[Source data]
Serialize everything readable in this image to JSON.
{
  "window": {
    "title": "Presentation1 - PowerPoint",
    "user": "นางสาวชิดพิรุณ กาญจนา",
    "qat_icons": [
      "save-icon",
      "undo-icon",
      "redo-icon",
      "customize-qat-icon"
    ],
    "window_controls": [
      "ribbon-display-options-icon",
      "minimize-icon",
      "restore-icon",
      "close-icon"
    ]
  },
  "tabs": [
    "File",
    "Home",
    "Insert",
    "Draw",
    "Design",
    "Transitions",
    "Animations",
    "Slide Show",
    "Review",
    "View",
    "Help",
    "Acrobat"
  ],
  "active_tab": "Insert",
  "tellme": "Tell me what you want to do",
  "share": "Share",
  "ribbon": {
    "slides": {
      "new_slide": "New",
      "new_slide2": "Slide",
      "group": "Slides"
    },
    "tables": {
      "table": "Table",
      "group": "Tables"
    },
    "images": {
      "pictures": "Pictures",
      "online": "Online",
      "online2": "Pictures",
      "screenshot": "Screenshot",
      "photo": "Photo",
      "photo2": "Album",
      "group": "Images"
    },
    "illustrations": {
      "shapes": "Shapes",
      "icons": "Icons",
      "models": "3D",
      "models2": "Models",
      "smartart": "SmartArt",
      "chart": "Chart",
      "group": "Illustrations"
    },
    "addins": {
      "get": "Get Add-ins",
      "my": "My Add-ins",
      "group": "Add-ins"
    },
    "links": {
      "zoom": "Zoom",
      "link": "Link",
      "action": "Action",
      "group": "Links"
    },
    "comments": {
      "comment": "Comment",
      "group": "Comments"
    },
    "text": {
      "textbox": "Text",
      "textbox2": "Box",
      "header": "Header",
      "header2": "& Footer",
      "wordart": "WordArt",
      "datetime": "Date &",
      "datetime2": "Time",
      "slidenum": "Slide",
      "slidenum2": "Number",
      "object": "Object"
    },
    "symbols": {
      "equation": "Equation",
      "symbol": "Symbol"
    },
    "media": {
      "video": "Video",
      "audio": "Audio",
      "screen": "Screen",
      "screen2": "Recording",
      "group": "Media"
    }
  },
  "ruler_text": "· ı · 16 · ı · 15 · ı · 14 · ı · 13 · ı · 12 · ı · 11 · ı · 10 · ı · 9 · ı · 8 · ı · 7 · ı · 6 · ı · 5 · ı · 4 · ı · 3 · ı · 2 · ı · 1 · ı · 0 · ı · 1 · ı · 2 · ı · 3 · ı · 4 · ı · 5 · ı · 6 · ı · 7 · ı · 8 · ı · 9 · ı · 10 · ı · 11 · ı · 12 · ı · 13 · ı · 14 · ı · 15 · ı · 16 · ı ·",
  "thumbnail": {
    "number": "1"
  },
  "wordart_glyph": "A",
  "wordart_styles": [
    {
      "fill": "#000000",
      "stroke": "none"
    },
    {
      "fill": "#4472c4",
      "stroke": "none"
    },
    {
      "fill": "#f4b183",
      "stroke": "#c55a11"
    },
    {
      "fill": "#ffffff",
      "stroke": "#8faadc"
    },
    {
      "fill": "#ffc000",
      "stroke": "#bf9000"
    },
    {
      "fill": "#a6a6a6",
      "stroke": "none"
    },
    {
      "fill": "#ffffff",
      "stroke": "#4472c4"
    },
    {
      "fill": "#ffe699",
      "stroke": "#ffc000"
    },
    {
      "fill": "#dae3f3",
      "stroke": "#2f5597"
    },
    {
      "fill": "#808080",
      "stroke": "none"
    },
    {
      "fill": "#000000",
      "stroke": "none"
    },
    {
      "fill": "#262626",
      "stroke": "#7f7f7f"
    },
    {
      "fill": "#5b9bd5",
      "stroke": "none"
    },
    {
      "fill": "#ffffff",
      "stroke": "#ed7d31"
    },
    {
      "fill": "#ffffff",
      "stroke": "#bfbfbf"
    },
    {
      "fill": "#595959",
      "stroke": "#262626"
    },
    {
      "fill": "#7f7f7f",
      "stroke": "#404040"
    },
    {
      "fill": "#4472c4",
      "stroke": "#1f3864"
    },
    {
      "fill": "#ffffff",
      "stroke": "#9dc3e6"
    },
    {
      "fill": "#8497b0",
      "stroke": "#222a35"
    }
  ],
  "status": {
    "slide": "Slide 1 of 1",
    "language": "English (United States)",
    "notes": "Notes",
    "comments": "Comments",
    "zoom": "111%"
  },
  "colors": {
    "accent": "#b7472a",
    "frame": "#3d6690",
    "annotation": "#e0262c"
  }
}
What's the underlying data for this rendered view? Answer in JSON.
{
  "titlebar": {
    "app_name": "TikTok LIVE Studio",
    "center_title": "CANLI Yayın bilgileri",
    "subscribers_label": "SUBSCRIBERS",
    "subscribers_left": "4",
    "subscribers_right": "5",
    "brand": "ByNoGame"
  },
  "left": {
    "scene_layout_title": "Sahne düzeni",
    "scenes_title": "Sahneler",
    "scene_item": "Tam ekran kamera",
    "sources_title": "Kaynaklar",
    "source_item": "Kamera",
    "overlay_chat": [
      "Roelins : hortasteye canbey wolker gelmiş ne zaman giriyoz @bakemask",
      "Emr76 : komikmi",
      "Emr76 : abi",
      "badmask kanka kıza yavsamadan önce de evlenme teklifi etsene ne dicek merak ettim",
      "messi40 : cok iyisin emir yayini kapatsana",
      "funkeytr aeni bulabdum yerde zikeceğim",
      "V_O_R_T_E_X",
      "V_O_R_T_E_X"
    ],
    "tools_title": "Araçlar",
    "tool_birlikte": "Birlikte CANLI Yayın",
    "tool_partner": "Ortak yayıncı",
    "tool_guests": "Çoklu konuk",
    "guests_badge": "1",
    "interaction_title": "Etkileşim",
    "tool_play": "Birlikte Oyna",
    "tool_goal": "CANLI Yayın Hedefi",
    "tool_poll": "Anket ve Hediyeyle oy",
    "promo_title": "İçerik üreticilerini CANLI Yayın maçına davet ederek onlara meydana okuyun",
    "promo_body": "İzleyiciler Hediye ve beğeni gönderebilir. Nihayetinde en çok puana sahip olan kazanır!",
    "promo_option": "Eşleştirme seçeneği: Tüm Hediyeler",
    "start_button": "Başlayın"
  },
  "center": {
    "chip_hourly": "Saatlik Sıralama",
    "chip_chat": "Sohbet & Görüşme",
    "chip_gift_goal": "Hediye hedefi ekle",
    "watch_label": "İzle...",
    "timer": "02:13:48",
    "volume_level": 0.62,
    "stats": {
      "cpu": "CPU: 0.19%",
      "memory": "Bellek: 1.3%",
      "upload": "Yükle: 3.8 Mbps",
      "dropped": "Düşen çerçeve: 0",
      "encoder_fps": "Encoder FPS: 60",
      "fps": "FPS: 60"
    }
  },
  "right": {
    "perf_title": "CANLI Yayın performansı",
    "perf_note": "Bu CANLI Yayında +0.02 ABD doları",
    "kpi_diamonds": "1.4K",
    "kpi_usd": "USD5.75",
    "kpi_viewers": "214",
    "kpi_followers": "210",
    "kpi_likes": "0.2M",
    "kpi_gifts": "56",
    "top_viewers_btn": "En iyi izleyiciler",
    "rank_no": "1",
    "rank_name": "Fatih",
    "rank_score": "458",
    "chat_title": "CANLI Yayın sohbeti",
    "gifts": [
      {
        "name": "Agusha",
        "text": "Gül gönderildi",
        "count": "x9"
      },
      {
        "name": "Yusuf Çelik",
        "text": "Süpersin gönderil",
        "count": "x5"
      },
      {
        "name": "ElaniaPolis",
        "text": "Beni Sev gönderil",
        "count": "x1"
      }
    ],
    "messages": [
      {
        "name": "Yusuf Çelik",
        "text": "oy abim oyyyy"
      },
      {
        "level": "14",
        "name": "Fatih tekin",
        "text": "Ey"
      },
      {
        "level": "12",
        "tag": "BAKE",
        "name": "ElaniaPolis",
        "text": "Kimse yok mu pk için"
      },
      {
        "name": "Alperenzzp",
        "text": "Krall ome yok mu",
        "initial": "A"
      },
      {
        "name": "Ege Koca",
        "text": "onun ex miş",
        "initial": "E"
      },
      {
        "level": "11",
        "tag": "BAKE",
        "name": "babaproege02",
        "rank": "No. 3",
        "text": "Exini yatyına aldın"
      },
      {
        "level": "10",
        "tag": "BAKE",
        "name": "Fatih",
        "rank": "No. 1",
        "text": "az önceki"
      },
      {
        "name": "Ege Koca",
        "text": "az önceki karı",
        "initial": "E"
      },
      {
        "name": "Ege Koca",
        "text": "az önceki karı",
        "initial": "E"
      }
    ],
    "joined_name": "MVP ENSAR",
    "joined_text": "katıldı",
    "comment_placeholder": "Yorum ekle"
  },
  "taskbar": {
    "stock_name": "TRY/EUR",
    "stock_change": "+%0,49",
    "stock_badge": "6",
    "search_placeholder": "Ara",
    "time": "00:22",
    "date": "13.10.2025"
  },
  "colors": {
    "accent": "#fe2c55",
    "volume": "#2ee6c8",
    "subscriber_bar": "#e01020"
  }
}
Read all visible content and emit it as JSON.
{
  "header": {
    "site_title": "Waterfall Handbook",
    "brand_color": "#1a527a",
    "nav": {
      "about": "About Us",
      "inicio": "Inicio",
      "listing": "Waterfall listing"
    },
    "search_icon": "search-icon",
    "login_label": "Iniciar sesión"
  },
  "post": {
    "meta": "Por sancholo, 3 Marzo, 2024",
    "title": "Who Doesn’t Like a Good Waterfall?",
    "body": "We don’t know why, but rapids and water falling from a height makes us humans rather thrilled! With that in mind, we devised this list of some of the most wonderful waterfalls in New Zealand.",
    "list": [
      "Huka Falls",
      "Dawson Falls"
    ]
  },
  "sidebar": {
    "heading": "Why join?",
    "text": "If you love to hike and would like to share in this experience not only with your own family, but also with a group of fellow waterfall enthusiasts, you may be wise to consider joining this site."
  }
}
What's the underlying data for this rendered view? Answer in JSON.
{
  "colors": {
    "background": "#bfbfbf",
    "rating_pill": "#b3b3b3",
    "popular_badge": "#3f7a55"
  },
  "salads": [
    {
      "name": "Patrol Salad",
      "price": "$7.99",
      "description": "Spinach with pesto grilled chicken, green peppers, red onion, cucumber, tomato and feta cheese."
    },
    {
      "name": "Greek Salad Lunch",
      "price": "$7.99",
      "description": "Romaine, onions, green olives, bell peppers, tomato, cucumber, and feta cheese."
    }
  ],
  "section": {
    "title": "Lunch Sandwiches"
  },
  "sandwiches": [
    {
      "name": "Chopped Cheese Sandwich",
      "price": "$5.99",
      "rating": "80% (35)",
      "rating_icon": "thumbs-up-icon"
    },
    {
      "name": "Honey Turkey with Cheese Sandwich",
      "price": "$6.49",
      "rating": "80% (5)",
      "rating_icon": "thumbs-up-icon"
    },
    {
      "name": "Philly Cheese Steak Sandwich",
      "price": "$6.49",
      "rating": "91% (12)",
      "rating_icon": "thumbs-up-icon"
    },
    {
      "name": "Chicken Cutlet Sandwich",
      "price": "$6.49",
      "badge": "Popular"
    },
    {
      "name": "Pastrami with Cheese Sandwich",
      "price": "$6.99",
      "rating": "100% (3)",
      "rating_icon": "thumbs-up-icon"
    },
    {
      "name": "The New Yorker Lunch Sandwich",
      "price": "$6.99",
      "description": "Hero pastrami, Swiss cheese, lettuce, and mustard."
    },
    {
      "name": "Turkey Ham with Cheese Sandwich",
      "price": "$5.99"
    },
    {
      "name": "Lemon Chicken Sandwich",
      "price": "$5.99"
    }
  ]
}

Task details →
Go through the material and select each line with the string "ekle" in it.

Worked answer →
    "chip_gift_goal": "Hediye hedefi ekle",
    "comment_placeholder": "Yorum ekle"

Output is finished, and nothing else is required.